##### Data for this task
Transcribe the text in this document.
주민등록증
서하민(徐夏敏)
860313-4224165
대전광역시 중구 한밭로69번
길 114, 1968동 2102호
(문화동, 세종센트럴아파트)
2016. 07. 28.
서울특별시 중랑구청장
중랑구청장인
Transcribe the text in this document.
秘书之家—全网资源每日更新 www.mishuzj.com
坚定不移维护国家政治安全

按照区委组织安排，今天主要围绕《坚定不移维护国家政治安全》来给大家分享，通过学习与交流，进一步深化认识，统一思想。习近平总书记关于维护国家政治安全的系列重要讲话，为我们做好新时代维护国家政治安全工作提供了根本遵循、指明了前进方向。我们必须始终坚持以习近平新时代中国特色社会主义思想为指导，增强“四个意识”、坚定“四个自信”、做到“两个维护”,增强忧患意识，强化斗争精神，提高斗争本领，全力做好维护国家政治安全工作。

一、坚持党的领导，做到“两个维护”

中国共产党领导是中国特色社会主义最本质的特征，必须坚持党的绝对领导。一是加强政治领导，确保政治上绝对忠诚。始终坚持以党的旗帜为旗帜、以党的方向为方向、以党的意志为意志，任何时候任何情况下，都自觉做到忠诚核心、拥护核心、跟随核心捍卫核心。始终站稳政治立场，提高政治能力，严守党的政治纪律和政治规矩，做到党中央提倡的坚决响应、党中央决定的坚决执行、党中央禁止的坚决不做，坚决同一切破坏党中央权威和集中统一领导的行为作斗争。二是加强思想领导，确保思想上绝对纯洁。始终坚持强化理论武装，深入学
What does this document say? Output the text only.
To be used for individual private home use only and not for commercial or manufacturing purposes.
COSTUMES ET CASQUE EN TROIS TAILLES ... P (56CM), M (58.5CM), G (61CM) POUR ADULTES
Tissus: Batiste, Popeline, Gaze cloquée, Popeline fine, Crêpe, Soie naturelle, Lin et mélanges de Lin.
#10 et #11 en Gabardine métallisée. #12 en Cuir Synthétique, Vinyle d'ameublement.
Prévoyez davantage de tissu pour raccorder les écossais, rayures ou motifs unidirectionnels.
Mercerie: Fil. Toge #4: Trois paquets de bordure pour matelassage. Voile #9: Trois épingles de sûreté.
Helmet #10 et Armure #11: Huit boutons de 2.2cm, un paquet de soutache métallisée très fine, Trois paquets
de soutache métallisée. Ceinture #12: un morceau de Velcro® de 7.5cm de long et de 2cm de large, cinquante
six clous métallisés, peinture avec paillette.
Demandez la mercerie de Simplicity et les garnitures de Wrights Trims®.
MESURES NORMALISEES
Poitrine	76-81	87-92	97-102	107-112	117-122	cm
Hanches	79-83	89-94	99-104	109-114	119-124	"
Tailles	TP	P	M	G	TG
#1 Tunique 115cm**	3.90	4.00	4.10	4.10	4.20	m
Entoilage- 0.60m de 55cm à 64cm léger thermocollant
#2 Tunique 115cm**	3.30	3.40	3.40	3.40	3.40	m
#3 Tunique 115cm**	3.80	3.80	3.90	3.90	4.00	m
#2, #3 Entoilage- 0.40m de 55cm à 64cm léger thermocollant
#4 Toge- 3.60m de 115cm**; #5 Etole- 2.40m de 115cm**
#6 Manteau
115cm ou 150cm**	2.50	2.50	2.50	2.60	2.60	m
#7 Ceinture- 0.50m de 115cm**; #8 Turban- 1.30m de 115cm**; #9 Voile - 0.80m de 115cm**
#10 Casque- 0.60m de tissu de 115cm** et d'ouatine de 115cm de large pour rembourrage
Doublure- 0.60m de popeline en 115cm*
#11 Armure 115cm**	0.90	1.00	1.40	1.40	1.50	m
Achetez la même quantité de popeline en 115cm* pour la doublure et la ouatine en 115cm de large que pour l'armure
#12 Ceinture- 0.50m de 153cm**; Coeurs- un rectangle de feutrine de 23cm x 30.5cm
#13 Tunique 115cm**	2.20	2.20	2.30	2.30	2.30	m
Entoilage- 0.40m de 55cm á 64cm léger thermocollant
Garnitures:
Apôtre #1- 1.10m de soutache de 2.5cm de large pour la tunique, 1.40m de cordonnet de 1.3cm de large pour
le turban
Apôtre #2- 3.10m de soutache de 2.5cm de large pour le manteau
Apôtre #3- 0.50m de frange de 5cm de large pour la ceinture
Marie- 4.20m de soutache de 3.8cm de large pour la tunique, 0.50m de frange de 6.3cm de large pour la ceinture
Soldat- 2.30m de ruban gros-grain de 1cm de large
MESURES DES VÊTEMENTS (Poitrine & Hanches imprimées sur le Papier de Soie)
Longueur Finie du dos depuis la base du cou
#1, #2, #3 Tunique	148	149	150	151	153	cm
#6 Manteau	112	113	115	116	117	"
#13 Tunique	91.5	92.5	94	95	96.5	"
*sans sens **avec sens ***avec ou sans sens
##########
### Task requirements
Retype all the records, matching them exactly.

### The reply
Transcribe the text in this document.
주민등록증
서하민(徐夏敏)
860313-4224165
대전광역시 중구 한밭로69번
길 114, 1968동 2102호
(문화동, 세종센트럴아파트)
2016. 07. 28.
서울특별시 중랑구청장
중랑구청장인
Transcribe the text in this document.
秘书之家—全网资源每日更新 www.mishuzj.com
坚定不移维护国家政治安全

按照区委组织安排，今天主要围绕《坚定不移维护国家政治安全》来给大家分享，通过学习与交流，进一步深化认识，统一思想。习近平总书记关于维护国家政治安全的系列重要讲话，为我们做好新时代维护国家政治安全工作提供了根本遵循、指明了前进方向。我们必须始终坚持以习近平新时代中国特色社会主义思想为指导，增强“四个意识”、坚定“四个自信”、做到“两个维护”,增强忧患意识，强化斗争精神，提高斗争本领，全力做好维护国家政治安全工作。

一、坚持党的领导，做到“两个维护”

中国共产党领导是中国特色社会主义最本质的特征，必须坚持党的绝对领导。一是加强政治领导，确保政治上绝对忠诚。始终坚持以党的旗帜为旗帜、以党的方向为方向、以党的意志为意志，任何时候任何情况下，都自觉做到忠诚核心、拥护核心、跟随核心捍卫核心。始终站稳政治立场，提高政治能力，严守党的政治纪律和政治规矩，做到党中央提倡的坚决响应、党中央决定的坚决执行、党中央禁止的坚决不做，坚决同一切破坏党中央权威和集中统一领导的行为作斗争。二是加强思想领导，确保思想上绝对纯洁。始终坚持强化理论武装，深入学
What does this document say? Output the text only.
To be used for individual private home use only and not for commercial or manufacturing purposes.
COSTUMES ET CASQUE EN TROIS TAILLES ... P (56CM), M (58.5CM), G (61CM) POUR ADULTES
Tissus: Batiste, Popeline, Gaze cloquée, Popeline fine, Crêpe, Soie naturelle, Lin et mélanges de Lin.
#10 et #11 en Gabardine métallisée. #12 en Cuir Synthétique, Vinyle d'ameublement.
Prévoyez davantage de tissu pour raccorder les écossais, rayures ou motifs unidirectionnels.
Mercerie: Fil. Toge #4: Trois paquets de bordure pour matelassage. Voile #9: Trois épingles de sûreté.
Helmet #10 et Armure #11: Huit boutons de 2.2cm, un paquet de soutache métallisée très fine, Trois paquets
de soutache métallisée. Ceinture #12: un morceau de Velcro® de 7.5cm de long et de 2cm de large, cinquante
six clous métallisés, peinture avec paillette.
Demandez la mercerie de Simplicity et les garnitures de Wrights Trims®.
MESURES NORMALISEES
Poitrine	76-81	87-92	97-102	107-112	117-122	cm
Hanches	79-83	89-94	99-104	109-114	119-124	"
Tailles	TP	P	M	G	TG
#1 Tunique 115cm**	3.90	4.00	4.10	4.10	4.20	m
Entoilage- 0.60m de 55cm à 64cm léger thermocollant
#2 Tunique 115cm**	3.30	3.40	3.40	3.40	3.40	m
#3 Tunique 115cm**	3.80	3.80	3.90	3.90	4.00	m
#2, #3 Entoilage- 0.40m de 55cm à 64cm léger thermocollant
#4 Toge- 3.60m de 115cm**; #5 Etole- 2.40m de 115cm**
#6 Manteau
115cm ou 150cm**	2.50	2.50	2.50	2.60	2.60	m
#7 Ceinture- 0.50m de 115cm**; #8 Turban- 1.30m de 115cm**; #9 Voile - 0.80m de 115cm**
#10 Casque- 0.60m de tissu de 115cm** et d'ouatine de 115cm de large pour rembourrage
Doublure- 0.60m de popeline en 115cm*
#11 Armure 115cm**	0.90	1.00	1.40	1.40	1.50	m
Achetez la même quantité de popeline en 115cm* pour la doublure et la ouatine en 115cm de large que pour l'armure
#12 Ceinture- 0.50m de 153cm**; Coeurs- un rectangle de feutrine de 23cm x 30.5cm
#13 Tunique 115cm**	2.20	2.20	2.30	2.30	2.30	m
Entoilage- 0.40m de 55cm á 64cm léger thermocollant
Garnitures:
Apôtre #1- 1.10m de soutache de 2.5cm de large pour la tunique, 1.40m de cordonnet de 1.3cm de large pour
le turban
Apôtre #2- 3.10m de soutache de 2.5cm de large pour le manteau
Apôtre #3- 0.50m de frange de 5cm de large pour la ceinture
Marie- 4.20m de soutache de 3.8cm de large pour la tunique, 0.50m de frange de 6.3cm de large pour la ceinture
Soldat- 2.30m de ruban gros-grain de 1cm de large
MESURES DES VÊTEMENTS (Poitrine & Hanches imprimées sur le Papier de Soie)
Longueur Finie du dos depuis la base du cou
#1, #2, #3 Tunique	148	149	150	151	153	cm
#6 Manteau	112	113	115	116	117	"
#13 Tunique	91.5	92.5	94	95	96.5	"
*sans sens **avec sens ***avec ou sans sens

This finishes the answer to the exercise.